[Selected text start]

Yoshimi P-We’s Boredoms offshoot makes intricate ecstatic chaos from traditional rock instruments
Label: Thrill Jockey
★★★★ (4/5 stars)
Nijimusi explodes right out of the blocks with just under a minute of frantic, shimmering cymbal roll, of speed-freaked vocal chant sputtering in tongues over a blur of chaotic free-for-all.
It’s a coded transmission from an alien space ship, a tribal ritual performed on the edge of a volcano, an antic mix of noise, jazz, rock and lounge music, wrapped in a burrito and lit on fire. Well, no, actually, it’s the eighth full length from OOIOO, the rhythm-shocked trance-wizards who spun out of the Boredoms decades ago to make a joyful female-centric racket.
The origin story, if you’ve missed it so far, is that Yoshime P-We of the Boredoms got asked to do a photo shoot back in 1996 and invited a few friends to pose as the at that time purely fictional band, OOIOO. In a kind of “if you shoot it, they will come” parable, the glamor shots birthed an actual musical enterprise. Less than a year later, OOIOO was opening for Sonic Youth, using guitars marked with dots to help new players find the right notes. That, obviously, was more than 20 years ago, and everyone in the band has picked up considerable technical skills. Yet the aura of volatile, group shouted, let’s-do-this ritual persists. However, complex the rhythmic cross currents, however furious the pace, OOIOO creates and conquers chaos on the fly, with a ping-ponging energy that seems to fly every which way, but in fact, pursues its own aims. These are not improvisations, but rather nailed down compositions—like a ballet made of lightning bolts.

[Selected text end]

Short task 1 | Repeat the rows word for word, from their first line through the line that contains "- info-icon[interactable]: !: [1397, 247, 1413, 263]", with both of those lines included.

[Information provided start]

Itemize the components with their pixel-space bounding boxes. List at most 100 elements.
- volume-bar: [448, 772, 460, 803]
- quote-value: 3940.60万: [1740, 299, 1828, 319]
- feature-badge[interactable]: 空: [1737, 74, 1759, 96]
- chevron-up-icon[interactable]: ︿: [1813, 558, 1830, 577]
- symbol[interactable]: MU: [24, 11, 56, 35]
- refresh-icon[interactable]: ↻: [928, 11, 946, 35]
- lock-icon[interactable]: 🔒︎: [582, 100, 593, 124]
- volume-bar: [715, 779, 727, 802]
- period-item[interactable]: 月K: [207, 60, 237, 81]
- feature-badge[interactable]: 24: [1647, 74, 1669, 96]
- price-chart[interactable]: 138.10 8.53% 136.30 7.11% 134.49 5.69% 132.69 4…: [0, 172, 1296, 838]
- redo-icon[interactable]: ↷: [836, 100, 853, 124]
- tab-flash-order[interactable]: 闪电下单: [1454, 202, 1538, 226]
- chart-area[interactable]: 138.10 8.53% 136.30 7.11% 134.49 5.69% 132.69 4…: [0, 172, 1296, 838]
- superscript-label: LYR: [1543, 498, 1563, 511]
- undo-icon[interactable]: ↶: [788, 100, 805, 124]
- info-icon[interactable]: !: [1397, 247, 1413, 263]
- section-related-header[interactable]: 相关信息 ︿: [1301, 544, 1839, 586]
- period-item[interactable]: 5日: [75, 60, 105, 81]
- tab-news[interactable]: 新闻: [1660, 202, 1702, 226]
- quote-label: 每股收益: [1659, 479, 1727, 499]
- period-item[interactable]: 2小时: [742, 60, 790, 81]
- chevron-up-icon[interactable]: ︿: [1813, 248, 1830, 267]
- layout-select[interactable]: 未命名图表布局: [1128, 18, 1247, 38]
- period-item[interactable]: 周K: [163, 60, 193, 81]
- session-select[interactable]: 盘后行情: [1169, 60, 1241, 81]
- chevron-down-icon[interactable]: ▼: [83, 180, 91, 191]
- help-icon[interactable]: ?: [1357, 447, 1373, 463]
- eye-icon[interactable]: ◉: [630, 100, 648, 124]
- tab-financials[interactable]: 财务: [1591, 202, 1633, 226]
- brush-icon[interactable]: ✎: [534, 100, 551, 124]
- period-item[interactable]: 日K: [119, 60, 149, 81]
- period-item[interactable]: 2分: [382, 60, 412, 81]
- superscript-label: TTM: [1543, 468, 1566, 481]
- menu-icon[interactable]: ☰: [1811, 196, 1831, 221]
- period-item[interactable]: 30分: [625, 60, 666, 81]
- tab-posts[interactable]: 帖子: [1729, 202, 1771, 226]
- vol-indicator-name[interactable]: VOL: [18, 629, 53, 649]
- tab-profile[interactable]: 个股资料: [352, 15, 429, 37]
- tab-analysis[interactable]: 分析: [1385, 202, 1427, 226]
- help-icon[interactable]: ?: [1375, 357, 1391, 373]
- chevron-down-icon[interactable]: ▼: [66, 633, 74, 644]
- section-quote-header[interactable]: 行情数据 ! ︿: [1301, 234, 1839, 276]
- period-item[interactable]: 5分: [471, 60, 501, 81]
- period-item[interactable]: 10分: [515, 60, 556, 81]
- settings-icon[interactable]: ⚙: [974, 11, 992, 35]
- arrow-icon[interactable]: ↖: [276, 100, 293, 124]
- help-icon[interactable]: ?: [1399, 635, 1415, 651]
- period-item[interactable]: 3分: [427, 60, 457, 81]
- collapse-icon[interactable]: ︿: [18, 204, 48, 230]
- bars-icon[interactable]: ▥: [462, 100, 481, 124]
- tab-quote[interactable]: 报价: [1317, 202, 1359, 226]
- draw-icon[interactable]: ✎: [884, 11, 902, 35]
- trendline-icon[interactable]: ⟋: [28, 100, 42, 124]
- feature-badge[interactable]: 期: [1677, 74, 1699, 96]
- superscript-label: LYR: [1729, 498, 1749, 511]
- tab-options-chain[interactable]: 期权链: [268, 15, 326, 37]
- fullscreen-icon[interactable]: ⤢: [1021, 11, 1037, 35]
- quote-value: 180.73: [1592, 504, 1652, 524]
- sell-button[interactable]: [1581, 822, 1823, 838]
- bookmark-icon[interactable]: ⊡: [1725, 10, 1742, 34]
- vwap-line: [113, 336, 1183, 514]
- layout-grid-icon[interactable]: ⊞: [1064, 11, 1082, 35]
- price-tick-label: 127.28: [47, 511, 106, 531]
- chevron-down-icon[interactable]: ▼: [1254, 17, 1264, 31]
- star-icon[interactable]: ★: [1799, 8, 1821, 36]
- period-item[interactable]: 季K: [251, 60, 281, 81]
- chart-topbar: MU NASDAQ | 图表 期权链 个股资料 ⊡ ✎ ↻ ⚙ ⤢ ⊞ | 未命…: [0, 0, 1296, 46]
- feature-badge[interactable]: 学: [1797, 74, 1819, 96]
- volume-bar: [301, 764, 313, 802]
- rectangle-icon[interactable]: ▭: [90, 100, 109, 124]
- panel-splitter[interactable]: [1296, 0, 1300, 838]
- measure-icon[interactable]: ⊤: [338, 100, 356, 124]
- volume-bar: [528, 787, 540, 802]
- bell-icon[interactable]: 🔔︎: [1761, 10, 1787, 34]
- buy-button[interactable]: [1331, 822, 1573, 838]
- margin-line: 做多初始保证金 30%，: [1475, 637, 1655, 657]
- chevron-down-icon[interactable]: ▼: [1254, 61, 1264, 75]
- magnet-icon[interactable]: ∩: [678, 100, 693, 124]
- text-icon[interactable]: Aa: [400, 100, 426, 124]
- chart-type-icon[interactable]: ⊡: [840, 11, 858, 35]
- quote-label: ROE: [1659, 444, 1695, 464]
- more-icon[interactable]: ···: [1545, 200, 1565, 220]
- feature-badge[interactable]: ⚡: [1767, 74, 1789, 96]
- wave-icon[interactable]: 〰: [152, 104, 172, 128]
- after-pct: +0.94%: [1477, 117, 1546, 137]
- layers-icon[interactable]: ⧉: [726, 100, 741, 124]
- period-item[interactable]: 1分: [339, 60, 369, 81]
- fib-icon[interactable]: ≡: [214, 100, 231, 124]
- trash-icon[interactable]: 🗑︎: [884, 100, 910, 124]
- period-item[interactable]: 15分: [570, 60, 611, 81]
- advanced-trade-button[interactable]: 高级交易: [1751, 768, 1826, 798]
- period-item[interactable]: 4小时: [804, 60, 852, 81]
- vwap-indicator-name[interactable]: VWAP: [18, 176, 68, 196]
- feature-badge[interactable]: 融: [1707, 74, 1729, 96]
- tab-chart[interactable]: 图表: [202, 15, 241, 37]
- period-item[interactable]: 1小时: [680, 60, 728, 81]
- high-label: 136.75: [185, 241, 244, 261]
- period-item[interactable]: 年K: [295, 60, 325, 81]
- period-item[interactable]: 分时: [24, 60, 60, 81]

[Information provided end]

Short task 2 |
Answer these questions about the OOIOO review:
(a) Which label does the review name?
(b) In what year did the photo shoot that gave rise to the band take place?
(c) Which band was OOIOO opening for less than a year after that shoot?

Full output 1 |
Itemize the components with their pixel-space bounding boxes. List at most 100 elements.
- volume-bar: [448, 772, 460, 803]
- quote-value: 3940.60万: [1740, 299, 1828, 319]
- feature-badge[interactable]: 空: [1737, 74, 1759, 96]
- chevron-up-icon[interactable]: ︿: [1813, 558, 1830, 577]
- symbol[interactable]: MU: [24, 11, 56, 35]
- refresh-icon[interactable]: ↻: [928, 11, 946, 35]
- lock-icon[interactable]: 🔒︎: [582, 100, 593, 124]
- volume-bar: [715, 779, 727, 802]
- period-item[interactable]: 月K: [207, 60, 237, 81]
- feature-badge[interactable]: 24: [1647, 74, 1669, 96]
- price-chart[interactable]: 138.10 8.53% 136.30 7.11% 134.49 5.69% 132.69 4…: [0, 172, 1296, 838]
- redo-icon[interactable]: ↷: [836, 100, 853, 124]
- tab-flash-order[interactable]: 闪电下单: [1454, 202, 1538, 226]
- chart-area[interactable]: 138.10 8.53% 136.30 7.11% 134.49 5.69% 132.69 4…: [0, 172, 1296, 838]
- superscript-label: LYR: [1543, 498, 1563, 511]
- undo-icon[interactable]: ↶: [788, 100, 805, 124]
- info-icon[interactable]: !: [1397, 247, 1413, 263]

Full output 2 |
(a) Thrill Jockey
(b) 1996
(c) Sonic Youth